_Given exercise_.
Report every line below that holds the word "beta".

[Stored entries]
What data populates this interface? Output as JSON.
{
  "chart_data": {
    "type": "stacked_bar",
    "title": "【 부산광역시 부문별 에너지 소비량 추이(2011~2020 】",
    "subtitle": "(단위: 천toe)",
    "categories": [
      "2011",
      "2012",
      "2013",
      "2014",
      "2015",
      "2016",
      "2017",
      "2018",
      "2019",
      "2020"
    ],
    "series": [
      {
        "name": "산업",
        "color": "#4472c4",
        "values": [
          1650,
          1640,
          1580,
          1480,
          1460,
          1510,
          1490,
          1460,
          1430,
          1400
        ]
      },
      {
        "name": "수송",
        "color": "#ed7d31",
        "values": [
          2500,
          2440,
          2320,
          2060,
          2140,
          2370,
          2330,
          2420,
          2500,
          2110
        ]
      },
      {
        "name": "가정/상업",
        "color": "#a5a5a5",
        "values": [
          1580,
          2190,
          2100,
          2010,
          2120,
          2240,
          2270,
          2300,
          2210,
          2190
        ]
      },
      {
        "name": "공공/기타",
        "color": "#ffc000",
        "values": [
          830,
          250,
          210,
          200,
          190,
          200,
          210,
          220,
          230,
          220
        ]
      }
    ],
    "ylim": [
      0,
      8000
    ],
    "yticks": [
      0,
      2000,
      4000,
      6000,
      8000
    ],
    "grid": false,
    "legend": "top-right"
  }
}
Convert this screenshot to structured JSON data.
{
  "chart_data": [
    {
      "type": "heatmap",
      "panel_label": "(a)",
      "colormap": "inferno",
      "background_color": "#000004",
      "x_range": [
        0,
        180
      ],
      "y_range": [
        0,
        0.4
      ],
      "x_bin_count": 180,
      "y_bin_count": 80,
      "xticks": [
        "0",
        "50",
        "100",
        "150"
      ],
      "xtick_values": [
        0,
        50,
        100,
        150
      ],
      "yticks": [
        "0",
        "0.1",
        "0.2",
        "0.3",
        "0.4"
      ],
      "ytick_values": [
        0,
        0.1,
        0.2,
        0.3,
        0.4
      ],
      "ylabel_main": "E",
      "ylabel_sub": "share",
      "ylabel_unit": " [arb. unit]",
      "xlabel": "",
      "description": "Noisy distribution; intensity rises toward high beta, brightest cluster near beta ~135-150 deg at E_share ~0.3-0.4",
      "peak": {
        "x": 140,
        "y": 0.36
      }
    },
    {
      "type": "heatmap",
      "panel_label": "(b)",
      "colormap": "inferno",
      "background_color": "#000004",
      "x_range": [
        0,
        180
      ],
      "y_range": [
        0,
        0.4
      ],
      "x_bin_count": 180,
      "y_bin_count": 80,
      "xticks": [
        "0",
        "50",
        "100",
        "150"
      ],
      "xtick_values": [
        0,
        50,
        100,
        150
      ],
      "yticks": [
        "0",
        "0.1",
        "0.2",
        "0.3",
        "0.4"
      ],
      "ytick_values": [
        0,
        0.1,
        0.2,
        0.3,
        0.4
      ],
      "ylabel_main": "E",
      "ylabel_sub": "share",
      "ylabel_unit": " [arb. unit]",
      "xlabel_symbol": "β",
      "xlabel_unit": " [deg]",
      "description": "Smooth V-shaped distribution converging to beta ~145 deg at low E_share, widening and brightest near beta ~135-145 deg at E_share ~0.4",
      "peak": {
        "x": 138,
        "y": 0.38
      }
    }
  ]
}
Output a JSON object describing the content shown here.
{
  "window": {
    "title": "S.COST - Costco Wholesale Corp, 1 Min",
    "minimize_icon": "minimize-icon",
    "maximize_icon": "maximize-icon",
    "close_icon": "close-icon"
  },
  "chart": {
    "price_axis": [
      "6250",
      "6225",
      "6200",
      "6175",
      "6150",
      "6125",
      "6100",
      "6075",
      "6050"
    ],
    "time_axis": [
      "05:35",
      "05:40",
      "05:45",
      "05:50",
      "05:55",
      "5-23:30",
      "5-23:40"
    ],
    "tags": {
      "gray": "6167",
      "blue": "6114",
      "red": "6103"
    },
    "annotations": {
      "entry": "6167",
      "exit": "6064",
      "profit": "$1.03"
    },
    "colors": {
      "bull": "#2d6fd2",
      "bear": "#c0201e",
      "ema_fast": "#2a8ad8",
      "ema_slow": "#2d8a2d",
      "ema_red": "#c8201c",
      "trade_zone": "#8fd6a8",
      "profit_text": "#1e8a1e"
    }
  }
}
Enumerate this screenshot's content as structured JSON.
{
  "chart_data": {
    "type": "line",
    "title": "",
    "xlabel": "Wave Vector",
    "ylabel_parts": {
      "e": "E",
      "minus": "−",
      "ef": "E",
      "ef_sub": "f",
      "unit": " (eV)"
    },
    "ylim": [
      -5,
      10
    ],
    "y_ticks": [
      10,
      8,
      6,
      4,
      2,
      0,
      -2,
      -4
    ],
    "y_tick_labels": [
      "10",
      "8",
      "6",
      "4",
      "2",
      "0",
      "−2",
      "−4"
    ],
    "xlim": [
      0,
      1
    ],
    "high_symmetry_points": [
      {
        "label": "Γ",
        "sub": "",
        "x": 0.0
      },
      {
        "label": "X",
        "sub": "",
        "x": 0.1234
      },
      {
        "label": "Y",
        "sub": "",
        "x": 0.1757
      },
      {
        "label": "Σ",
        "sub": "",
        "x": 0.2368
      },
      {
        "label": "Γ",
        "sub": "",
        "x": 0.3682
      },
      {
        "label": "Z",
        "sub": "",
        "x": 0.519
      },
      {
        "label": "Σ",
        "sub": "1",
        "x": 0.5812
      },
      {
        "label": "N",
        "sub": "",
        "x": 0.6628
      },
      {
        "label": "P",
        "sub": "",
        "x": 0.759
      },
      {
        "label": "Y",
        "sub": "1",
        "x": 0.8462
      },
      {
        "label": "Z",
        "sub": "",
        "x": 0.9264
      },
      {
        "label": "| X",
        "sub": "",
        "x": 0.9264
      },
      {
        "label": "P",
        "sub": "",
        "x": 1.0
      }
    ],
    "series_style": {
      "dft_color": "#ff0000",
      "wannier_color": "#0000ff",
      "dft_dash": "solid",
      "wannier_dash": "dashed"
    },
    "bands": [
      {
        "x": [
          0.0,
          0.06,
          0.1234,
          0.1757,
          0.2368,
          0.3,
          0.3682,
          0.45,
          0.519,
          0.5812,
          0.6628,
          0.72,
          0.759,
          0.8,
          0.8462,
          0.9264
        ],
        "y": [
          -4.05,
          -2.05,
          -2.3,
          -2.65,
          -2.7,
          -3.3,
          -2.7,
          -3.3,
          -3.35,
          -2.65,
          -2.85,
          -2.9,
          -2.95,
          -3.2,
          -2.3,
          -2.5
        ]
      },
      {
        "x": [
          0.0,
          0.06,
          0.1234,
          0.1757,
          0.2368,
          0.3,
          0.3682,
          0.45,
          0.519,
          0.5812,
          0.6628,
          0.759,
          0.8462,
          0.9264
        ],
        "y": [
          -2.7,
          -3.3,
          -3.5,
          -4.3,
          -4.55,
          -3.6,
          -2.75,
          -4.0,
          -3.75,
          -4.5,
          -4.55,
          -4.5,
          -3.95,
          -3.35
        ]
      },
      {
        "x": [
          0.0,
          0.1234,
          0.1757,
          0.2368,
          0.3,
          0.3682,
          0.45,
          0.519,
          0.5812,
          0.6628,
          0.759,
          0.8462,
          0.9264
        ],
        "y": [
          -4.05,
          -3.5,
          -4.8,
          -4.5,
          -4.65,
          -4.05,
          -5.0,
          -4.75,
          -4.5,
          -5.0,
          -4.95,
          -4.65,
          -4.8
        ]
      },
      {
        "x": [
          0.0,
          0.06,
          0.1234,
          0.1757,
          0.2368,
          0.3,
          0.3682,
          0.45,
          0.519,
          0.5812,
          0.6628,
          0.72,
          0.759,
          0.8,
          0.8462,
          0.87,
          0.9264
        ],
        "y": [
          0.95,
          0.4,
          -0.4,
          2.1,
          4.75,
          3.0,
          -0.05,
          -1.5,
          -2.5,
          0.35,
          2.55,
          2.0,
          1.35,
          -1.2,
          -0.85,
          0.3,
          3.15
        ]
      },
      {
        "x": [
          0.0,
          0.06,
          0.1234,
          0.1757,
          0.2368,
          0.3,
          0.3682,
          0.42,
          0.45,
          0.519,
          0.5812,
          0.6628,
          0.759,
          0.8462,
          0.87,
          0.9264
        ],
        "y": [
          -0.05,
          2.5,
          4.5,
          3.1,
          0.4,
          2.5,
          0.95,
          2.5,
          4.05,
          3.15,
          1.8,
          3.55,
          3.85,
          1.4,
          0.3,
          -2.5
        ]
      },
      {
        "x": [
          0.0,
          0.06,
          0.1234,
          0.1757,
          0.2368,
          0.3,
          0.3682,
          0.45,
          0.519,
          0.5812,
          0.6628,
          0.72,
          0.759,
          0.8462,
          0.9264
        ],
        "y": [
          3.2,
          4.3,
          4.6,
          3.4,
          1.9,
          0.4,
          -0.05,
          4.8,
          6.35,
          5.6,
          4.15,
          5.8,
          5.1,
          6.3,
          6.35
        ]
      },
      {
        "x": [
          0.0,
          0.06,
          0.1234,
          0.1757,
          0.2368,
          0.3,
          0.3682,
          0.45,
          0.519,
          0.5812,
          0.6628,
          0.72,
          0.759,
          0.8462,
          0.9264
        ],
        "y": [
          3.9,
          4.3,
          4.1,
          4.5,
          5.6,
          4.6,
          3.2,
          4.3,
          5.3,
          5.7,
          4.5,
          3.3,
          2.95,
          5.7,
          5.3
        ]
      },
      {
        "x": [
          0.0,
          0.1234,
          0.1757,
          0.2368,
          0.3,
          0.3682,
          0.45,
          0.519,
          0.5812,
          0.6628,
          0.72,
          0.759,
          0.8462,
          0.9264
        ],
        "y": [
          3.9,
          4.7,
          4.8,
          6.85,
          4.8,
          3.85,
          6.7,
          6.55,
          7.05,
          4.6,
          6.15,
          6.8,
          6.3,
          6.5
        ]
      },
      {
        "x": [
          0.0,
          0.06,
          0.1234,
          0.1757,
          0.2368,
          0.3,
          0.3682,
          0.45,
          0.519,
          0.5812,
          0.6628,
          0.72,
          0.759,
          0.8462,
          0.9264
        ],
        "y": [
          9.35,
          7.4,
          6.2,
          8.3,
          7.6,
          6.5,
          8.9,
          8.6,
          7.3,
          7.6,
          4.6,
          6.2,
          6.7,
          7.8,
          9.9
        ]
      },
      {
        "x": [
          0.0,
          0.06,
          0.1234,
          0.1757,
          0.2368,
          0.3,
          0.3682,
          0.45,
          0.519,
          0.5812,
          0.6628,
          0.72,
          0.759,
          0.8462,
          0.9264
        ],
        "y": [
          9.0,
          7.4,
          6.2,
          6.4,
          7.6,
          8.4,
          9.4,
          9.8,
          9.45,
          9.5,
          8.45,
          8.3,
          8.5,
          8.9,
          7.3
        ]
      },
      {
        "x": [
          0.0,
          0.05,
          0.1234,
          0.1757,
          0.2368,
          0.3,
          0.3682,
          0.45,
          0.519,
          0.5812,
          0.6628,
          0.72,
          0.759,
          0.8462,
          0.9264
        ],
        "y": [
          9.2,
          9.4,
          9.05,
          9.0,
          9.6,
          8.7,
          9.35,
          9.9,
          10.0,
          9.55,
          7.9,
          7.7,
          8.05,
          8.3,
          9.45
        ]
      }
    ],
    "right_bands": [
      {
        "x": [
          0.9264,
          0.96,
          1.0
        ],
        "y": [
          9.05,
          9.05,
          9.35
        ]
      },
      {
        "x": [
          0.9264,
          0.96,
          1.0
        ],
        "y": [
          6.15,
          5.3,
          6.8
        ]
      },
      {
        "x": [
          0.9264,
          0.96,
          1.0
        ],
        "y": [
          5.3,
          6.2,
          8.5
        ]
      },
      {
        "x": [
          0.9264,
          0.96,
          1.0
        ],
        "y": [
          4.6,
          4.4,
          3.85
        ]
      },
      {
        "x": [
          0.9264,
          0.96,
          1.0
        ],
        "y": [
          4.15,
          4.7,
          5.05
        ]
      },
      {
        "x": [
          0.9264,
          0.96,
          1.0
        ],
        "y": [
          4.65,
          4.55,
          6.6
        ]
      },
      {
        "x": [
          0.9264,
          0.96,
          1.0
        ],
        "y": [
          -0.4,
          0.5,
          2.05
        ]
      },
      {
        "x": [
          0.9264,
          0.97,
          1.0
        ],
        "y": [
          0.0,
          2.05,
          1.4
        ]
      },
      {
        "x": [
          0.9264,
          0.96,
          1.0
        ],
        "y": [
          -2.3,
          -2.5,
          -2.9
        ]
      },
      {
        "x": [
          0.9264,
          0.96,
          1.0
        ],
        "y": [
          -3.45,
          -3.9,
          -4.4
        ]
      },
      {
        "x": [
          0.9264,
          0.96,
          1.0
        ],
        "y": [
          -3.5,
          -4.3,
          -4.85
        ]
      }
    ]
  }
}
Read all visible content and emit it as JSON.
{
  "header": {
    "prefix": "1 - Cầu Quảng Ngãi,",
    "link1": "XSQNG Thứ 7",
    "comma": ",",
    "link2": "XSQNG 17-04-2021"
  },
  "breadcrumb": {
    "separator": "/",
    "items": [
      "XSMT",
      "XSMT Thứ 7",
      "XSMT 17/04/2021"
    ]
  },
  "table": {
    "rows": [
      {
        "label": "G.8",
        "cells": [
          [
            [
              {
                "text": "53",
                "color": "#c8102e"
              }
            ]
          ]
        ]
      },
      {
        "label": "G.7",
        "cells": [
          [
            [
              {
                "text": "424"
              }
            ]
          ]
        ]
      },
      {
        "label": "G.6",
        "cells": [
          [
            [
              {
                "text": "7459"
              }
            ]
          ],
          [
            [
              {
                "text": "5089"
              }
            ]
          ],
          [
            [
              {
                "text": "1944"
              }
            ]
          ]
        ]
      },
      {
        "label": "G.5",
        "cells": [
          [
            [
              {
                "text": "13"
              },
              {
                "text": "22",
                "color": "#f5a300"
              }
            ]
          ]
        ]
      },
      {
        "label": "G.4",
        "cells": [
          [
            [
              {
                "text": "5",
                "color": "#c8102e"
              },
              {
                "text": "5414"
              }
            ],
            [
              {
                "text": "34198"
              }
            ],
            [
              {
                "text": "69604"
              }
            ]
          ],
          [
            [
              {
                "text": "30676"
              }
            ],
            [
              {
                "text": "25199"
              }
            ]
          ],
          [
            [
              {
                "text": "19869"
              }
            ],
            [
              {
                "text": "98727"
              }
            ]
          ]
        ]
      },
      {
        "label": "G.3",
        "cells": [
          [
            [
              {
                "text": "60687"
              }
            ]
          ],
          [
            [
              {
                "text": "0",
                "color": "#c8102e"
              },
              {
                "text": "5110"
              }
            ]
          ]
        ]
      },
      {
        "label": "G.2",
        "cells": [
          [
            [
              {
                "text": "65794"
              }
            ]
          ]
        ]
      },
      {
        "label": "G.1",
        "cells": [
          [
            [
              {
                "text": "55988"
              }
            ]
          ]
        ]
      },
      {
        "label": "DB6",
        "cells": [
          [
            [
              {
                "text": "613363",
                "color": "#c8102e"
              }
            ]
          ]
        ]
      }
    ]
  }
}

_Exercise result_.
      "description": "Noisy distribution; intensity rises toward high beta, brightest cluster near beta ~135-150 deg at E_share ~0.3-0.4",
      "description": "Smooth V-shaped distribution converging to beta ~145 deg at low E_share, widening and brightest near beta ~135-145 deg at E_share ~0.4",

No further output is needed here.